__EXERCISE DIRECTIONS__
Your task is to print the material below exactly as presented.
— start of ENTRIES SHOWN —
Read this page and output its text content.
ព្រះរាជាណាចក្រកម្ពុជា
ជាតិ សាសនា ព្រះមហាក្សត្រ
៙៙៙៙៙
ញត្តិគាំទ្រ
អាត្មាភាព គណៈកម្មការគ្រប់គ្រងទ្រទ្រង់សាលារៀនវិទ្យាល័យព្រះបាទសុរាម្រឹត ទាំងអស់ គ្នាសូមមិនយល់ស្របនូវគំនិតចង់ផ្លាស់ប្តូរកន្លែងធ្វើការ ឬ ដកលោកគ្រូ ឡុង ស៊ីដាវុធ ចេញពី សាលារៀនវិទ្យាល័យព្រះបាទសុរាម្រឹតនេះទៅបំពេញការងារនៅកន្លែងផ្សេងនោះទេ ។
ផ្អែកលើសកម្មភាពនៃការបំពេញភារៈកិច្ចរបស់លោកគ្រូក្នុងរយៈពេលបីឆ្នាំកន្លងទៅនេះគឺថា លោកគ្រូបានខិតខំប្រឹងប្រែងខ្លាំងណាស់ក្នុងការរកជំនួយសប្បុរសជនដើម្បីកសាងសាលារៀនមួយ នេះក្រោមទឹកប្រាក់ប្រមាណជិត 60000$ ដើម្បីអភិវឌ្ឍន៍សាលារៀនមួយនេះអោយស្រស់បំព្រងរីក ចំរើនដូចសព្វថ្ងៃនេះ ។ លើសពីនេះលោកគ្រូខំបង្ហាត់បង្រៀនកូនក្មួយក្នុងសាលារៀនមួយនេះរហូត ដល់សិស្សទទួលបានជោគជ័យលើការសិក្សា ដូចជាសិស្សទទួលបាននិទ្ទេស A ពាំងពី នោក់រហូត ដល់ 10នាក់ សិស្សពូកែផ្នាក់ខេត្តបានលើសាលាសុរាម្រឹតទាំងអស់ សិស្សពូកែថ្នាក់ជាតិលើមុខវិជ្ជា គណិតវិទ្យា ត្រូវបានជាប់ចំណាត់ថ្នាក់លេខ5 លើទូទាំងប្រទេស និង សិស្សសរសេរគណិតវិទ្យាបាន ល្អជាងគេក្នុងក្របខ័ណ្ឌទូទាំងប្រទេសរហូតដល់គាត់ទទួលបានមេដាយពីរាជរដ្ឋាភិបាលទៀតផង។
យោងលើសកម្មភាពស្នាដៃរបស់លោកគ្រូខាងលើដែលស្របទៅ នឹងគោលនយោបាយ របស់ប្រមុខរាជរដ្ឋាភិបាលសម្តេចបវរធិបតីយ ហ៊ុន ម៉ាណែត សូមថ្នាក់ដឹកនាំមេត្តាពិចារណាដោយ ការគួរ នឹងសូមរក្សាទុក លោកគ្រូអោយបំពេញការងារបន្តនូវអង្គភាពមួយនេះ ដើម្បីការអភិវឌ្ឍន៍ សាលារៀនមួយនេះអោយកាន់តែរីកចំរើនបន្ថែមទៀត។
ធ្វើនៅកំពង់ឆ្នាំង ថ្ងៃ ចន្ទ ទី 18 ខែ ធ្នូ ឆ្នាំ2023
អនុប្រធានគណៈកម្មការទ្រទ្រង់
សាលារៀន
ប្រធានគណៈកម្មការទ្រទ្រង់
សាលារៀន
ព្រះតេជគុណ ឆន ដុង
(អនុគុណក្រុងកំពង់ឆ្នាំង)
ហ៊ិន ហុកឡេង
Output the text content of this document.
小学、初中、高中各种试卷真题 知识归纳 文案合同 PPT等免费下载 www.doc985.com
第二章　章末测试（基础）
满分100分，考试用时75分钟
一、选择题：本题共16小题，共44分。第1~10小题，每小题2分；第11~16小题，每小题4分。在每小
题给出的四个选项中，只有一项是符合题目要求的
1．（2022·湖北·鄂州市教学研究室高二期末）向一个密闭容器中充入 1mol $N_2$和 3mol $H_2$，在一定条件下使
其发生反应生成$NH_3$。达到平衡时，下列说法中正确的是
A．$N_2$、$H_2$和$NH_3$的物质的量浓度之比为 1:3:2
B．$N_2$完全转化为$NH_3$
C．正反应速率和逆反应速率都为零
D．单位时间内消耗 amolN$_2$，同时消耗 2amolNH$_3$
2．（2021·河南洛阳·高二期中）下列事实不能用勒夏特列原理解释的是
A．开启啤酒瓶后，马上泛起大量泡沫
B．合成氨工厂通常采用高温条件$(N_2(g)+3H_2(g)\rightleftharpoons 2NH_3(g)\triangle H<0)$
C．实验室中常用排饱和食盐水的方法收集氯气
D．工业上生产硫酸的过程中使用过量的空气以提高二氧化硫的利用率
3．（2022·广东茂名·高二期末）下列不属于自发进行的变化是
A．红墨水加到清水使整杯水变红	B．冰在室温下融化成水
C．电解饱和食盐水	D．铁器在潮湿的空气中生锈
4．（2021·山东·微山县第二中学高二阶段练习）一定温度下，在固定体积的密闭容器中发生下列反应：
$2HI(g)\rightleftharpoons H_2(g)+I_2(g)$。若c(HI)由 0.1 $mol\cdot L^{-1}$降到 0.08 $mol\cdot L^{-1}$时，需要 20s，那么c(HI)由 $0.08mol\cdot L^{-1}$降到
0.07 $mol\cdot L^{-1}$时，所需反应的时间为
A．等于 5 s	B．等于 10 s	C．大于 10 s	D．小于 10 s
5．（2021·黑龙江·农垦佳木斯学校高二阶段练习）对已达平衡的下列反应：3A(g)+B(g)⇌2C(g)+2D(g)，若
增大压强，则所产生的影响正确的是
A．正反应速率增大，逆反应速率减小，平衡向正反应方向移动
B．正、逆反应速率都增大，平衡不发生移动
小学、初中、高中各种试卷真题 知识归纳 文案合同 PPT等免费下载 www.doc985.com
— end of ENTRIES SHOWN —
__EXERCISE RESPONSE__
Read this page and output its text content.
ព្រះរាជាណាចក្រកម្ពុជា
ជាតិ សាសនា ព្រះមហាក្សត្រ
៙៙៙៙៙
ញត្តិគាំទ្រ
អាត្មាភាព គណៈកម្មការគ្រប់គ្រងទ្រទ្រង់សាលារៀនវិទ្យាល័យព្រះបាទសុរាម្រឹត ទាំងអស់ គ្នាសូមមិនយល់ស្របនូវគំនិតចង់ផ្លាស់ប្តូរកន្លែងធ្វើការ ឬ ដកលោកគ្រូ ឡុង ស៊ីដាវុធ ចេញពី សាលារៀនវិទ្យាល័យព្រះបាទសុរាម្រឹតនេះទៅបំពេញការងារនៅកន្លែងផ្សេងនោះទេ ។
ផ្អែកលើសកម្មភាពនៃការបំពេញភារៈកិច្ចរបស់លោកគ្រូក្នុងរយៈពេលបីឆ្នាំកន្លងទៅនេះគឺថា លោកគ្រូបានខិតខំប្រឹងប្រែងខ្លាំងណាស់ក្នុងការរកជំនួយសប្បុរសជនដើម្បីកសាងសាលារៀនមួយ នេះក្រោមទឹកប្រាក់ប្រមាណជិត 60000$ ដើម្បីអភិវឌ្ឍន៍សាលារៀនមួយនេះអោយស្រស់បំព្រងរីក ចំរើនដូចសព្វថ្ងៃនេះ ។ លើសពីនេះលោកគ្រូខំបង្ហាត់បង្រៀនកូនក្មួយក្នុងសាលារៀនមួយនេះរហូត ដល់សិស្សទទួលបានជោគជ័យលើការសិក្សា ដូចជាសិស្សទទួលបាននិទ្ទេស A ពាំងពី នោក់រហូត ដល់ 10នាក់ សិស្សពូកែផ្នាក់ខេត្តបានលើសាលាសុរាម្រឹតទាំងអស់ សិស្សពូកែថ្នាក់ជាតិលើមុខវិជ្ជា គណិតវិទ្យា ត្រូវបានជាប់ចំណាត់ថ្នាក់លេខ5 លើទូទាំងប្រទេស និង សិស្សសរសេរគណិតវិទ្យាបាន ល្អជាងគេក្នុងក្របខ័ណ្ឌទូទាំងប្រទេសរហូតដល់គាត់ទទួលបានមេដាយពីរាជរដ្ឋាភិបាលទៀតផង។
យោងលើសកម្មភាពស្នាដៃរបស់លោកគ្រូខាងលើដែលស្របទៅ នឹងគោលនយោបាយ របស់ប្រមុខរាជរដ្ឋាភិបាលសម្តេចបវរធិបតីយ ហ៊ុន ម៉ាណែត សូមថ្នាក់ដឹកនាំមេត្តាពិចារណាដោយ ការគួរ នឹងសូមរក្សាទុក លោកគ្រូអោយបំពេញការងារបន្តនូវអង្គភាពមួយនេះ ដើម្បីការអភិវឌ្ឍន៍ សាលារៀនមួយនេះអោយកាន់តែរីកចំរើនបន្ថែមទៀត។
ធ្វើនៅកំពង់ឆ្នាំង ថ្ងៃ ចន្ទ ទី 18 ខែ ធ្នូ ឆ្នាំ2023
អនុប្រធានគណៈកម្មការទ្រទ្រង់
សាលារៀន
ប្រធានគណៈកម្មការទ្រទ្រង់
សាលារៀន
ព្រះតេជគុណ ឆន ដុង
(អនុគុណក្រុងកំពង់ឆ្នាំង)
ហ៊ិន ហុកឡេង
Output the text content of this document.
小学、初中、高中各种试卷真题 知识归纳 文案合同 PPT等免费下载 www.doc985.com
第二章　章末测试（基础）
满分100分，考试用时75分钟
一、选择题：本题共16小题，共44分。第1~10小题，每小题2分；第11~16小题，每小题4分。在每小
题给出的四个选项中，只有一项是符合题目要求的
1．（2022·湖北·鄂州市教学研究室高二期末）向一个密闭容器中充入 1mol $N_2$和 3mol $H_2$，在一定条件下使
其发生反应生成$NH_3$。达到平衡时，下列说法中正确的是
A．$N_2$、$H_2$和$NH_3$的物质的量浓度之比为 1:3:2
B．$N_2$完全转化为$NH_3$
C．正反应速率和逆反应速率都为零
D．单位时间内消耗 amolN$_2$，同时消耗 2amolNH$_3$
2．（2021·河南洛阳·高二期中）下列事实不能用勒夏特列原理解释的是
A．开启啤酒瓶后，马上泛起大量泡沫
B．合成氨工厂通常采用高温条件$(N_2(g)+3H_2(g)\rightleftharpoons 2NH_3(g)\triangle H<0)$
C．实验室中常用排饱和食盐水的方法收集氯气
D．工业上生产硫酸的过程中使用过量的空气以提高二氧化硫的利用率
3．（2022·广东茂名·高二期末）下列不属于自发进行的变化是
A．红墨水加到清水使整杯水变红	B．冰在室温下融化成水
C．电解饱和食盐水	D．铁器在潮湿的空气中生锈
4．（2021·山东·微山县第二中学高二阶段练习）一定温度下，在固定体积的密闭容器中发生下列反应：
$2HI(g)\rightleftharpoons H_2(g)+I_2(g)$。若c(HI)由 0.1 $mol\cdot L^{-1}$降到 0.08 $mol\cdot L^{-1}$时，需要 20s，那么c(HI)由 $0.08mol\cdot L^{-1}$降到
0.07 $mol\cdot L^{-1}$时，所需反应的时间为
A．等于 5 s	B．等于 10 s	C．大于 10 s	D．小于 10 s
5．（2021·黑龙江·农垦佳木斯学校高二阶段练习）对已达平衡的下列反应：3A(g)+B(g)⇌2C(g)+2D(g)，若
增大压强，则所产生的影响正确的是
A．正反应速率增大，逆反应速率减小，平衡向正反应方向移动
B．正、逆反应速率都增大，平衡不发生移动
小学、初中、高中各种试卷真题 知识归纳 文案合同 PPT等免费下载 www.doc985.com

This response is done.